-- start EXTRACTED DATA --

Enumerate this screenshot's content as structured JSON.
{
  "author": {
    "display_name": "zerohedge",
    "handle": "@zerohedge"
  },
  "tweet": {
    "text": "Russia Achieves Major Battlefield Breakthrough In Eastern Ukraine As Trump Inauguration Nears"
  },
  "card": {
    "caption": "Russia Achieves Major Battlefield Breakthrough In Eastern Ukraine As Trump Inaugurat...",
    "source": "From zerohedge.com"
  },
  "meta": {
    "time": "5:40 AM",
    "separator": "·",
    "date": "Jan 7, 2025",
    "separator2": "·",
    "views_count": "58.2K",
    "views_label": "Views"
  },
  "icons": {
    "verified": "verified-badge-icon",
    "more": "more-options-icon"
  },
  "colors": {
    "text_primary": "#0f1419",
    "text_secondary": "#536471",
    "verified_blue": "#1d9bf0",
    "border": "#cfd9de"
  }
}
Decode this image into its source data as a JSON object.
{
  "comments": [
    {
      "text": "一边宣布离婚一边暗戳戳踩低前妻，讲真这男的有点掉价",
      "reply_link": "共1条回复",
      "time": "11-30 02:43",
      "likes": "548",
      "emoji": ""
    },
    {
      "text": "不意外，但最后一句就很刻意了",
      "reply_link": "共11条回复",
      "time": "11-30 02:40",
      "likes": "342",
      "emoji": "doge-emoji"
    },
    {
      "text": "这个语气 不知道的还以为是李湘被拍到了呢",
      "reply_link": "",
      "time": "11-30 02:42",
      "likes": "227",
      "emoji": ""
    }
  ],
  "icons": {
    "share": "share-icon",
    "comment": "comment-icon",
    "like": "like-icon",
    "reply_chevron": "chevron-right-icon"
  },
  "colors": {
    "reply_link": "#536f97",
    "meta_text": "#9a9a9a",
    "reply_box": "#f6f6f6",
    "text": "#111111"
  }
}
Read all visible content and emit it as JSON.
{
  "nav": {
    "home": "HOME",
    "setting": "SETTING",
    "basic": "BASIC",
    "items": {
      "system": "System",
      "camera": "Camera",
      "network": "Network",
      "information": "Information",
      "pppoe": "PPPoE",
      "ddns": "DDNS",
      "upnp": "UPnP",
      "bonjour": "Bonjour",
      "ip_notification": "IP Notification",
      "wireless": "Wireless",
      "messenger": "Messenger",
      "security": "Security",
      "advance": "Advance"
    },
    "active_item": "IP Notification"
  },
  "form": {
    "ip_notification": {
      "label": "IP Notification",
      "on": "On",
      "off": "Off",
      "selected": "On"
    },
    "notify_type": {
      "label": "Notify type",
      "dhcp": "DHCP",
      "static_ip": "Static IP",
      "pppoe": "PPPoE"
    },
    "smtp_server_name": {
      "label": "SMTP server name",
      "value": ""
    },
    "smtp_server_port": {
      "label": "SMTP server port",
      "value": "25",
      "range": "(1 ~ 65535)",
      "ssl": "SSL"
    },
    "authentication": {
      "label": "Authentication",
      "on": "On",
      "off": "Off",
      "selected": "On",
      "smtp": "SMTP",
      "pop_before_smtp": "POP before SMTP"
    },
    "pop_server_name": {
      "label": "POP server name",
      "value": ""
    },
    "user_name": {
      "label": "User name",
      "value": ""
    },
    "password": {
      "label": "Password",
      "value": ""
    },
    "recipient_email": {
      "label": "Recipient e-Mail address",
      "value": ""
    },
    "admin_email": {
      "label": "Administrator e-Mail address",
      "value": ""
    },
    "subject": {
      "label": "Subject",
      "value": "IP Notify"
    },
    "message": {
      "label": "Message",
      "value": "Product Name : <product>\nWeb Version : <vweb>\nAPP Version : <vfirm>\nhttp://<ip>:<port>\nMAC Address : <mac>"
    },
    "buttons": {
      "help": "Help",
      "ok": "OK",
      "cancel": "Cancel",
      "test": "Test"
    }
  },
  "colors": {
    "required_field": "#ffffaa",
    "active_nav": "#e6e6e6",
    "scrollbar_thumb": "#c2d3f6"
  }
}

-- end EXTRACTED DATA --

* [WHAT THE TASK ASKS]: Locate all lines in the listing above with the word "source". Copy them.

* [EXERCISE RESPONSE]:
    "source": "From zerohedge.com"
Decode this image into its source data as a JSON object.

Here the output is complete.